:: Listing ::

☆ ☆ ☆ ☆ ☆ ☆ ☆

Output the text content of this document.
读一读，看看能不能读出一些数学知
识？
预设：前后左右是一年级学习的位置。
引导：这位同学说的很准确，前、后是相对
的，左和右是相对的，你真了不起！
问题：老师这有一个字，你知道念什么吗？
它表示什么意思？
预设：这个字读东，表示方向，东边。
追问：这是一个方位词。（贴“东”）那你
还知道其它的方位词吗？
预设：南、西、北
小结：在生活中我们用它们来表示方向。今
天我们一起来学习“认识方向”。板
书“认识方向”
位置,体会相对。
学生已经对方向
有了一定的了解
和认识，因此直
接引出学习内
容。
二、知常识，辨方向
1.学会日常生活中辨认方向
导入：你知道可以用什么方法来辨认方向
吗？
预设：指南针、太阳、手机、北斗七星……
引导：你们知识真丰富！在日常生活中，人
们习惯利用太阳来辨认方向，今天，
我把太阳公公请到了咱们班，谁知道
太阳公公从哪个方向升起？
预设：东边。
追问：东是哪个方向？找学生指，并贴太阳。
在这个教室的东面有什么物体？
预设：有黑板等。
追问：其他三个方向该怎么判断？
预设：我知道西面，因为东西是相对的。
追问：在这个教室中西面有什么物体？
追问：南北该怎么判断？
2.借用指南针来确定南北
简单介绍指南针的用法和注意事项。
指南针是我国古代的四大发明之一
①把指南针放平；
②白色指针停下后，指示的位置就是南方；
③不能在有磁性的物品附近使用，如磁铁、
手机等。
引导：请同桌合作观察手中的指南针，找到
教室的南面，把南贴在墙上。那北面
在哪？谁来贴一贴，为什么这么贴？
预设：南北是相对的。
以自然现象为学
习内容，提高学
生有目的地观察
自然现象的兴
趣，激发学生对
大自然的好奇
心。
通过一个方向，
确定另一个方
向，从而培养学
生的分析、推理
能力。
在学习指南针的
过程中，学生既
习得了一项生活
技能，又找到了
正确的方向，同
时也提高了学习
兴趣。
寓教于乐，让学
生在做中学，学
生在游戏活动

☆ ☆ ☆ ☆ ☆ ☆ ☆

:: Task objective ::
Every entry in the listing must be retyped exactly.

:: Response to this exercise ::
Output the text content of this document.
读一读，看看能不能读出一些数学知
识？
预设：前后左右是一年级学习的位置。
引导：这位同学说的很准确，前、后是相对
的，左和右是相对的，你真了不起！
问题：老师这有一个字，你知道念什么吗？
它表示什么意思？
预设：这个字读东，表示方向，东边。
追问：这是一个方位词。（贴“东”）那你
还知道其它的方位词吗？
预设：南、西、北
小结：在生活中我们用它们来表示方向。今
天我们一起来学习“认识方向”。板
书“认识方向”
位置,体会相对。
学生已经对方向
有了一定的了解
和认识，因此直
接引出学习内
容。
二、知常识，辨方向
1.学会日常生活中辨认方向
导入：你知道可以用什么方法来辨认方向
吗？
预设：指南针、太阳、手机、北斗七星……
引导：你们知识真丰富！在日常生活中，人
们习惯利用太阳来辨认方向，今天，
我把太阳公公请到了咱们班，谁知道
太阳公公从哪个方向升起？
预设：东边。
追问：东是哪个方向？找学生指，并贴太阳。
在这个教室的东面有什么物体？
预设：有黑板等。
追问：其他三个方向该怎么判断？
预设：我知道西面，因为东西是相对的。
追问：在这个教室中西面有什么物体？
追问：南北该怎么判断？
2.借用指南针来确定南北
简单介绍指南针的用法和注意事项。
指南针是我国古代的四大发明之一
①把指南针放平；
②白色指针停下后，指示的位置就是南方；
③不能在有磁性的物品附近使用，如磁铁、
手机等。
引导：请同桌合作观察手中的指南针，找到
教室的南面，把南贴在墙上。那北面
在哪？谁来贴一贴，为什么这么贴？
预设：南北是相对的。
以自然现象为学
习内容，提高学
生有目的地观察
自然现象的兴
趣，激发学生对
大自然的好奇
心。
通过一个方向，
确定另一个方
向，从而培养学
生的分析、推理
能力。
在学习指南针的
过程中，学生既
习得了一项生活
技能，又找到了
正确的方向，同
时也提高了学习
兴趣。
寓教于乐，让学
生在做中学，学
生在游戏活动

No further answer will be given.